Dataset items:
* * *

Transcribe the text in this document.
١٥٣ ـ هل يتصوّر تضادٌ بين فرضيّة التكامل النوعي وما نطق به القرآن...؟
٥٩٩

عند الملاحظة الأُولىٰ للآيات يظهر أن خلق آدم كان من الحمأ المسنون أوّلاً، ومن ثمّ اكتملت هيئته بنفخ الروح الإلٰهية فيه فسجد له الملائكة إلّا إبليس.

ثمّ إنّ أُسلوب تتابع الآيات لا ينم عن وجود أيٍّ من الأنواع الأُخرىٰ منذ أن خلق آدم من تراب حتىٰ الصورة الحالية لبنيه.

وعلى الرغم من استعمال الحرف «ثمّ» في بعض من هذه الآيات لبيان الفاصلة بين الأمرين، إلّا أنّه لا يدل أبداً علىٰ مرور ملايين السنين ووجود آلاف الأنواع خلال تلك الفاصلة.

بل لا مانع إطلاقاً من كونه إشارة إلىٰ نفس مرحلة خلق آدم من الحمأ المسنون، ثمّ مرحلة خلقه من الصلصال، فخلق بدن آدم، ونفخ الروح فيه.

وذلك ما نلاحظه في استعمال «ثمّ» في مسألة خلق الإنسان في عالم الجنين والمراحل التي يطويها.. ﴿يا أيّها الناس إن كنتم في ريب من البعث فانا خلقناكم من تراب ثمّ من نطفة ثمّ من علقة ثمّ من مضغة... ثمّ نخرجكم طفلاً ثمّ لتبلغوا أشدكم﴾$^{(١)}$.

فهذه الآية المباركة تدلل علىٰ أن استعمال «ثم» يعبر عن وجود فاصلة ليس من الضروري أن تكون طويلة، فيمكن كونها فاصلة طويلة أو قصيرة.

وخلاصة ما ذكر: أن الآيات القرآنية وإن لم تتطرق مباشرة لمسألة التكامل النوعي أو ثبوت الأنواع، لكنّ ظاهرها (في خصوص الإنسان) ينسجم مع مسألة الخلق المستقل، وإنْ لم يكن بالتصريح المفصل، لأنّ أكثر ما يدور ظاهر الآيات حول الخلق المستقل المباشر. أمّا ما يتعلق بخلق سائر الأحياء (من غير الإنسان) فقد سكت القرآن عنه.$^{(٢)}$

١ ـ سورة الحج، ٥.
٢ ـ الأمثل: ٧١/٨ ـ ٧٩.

* * *

Written problem:
Return all of the data exactly as it reads.

Result below:
Transcribe the text in this document.
١٥٣ ـ هل يتصوّر تضادٌ بين فرضيّة التكامل النوعي وما نطق به القرآن...؟
٥٩٩

عند الملاحظة الأُولىٰ للآيات يظهر أن خلق آدم كان من الحمأ المسنون أوّلاً، ومن ثمّ اكتملت هيئته بنفخ الروح الإلٰهية فيه فسجد له الملائكة إلّا إبليس.

ثمّ إنّ أُسلوب تتابع الآيات لا ينم عن وجود أيٍّ من الأنواع الأُخرىٰ منذ أن خلق آدم من تراب حتىٰ الصورة الحالية لبنيه.

وعلى الرغم من استعمال الحرف «ثمّ» في بعض من هذه الآيات لبيان الفاصلة بين الأمرين، إلّا أنّه لا يدل أبداً علىٰ مرور ملايين السنين ووجود آلاف الأنواع خلال تلك الفاصلة.

بل لا مانع إطلاقاً من كونه إشارة إلىٰ نفس مرحلة خلق آدم من الحمأ المسنون، ثمّ مرحلة خلقه من الصلصال، فخلق بدن آدم، ونفخ الروح فيه.

وذلك ما نلاحظه في استعمال «ثمّ» في مسألة خلق الإنسان في عالم الجنين والمراحل التي يطويها.. ﴿يا أيّها الناس إن كنتم في ريب من البعث فانا خلقناكم من تراب ثمّ من نطفة ثمّ من علقة ثمّ من مضغة... ثمّ نخرجكم طفلاً ثمّ لتبلغوا أشدكم﴾$^{(١)}$.

فهذه الآية المباركة تدلل علىٰ أن استعمال «ثم» يعبر عن وجود فاصلة ليس من الضروري أن تكون طويلة، فيمكن كونها فاصلة طويلة أو قصيرة.

وخلاصة ما ذكر: أن الآيات القرآنية وإن لم تتطرق مباشرة لمسألة التكامل النوعي أو ثبوت الأنواع، لكنّ ظاهرها (في خصوص الإنسان) ينسجم مع مسألة الخلق المستقل، وإنْ لم يكن بالتصريح المفصل، لأنّ أكثر ما يدور ظاهر الآيات حول الخلق المستقل المباشر. أمّا ما يتعلق بخلق سائر الأحياء (من غير الإنسان) فقد سكت القرآن عنه.$^{(٢)}$

١ ـ سورة الحج، ٥.
٢ ـ الأمثل: ٧١/٨ ـ ٧٩.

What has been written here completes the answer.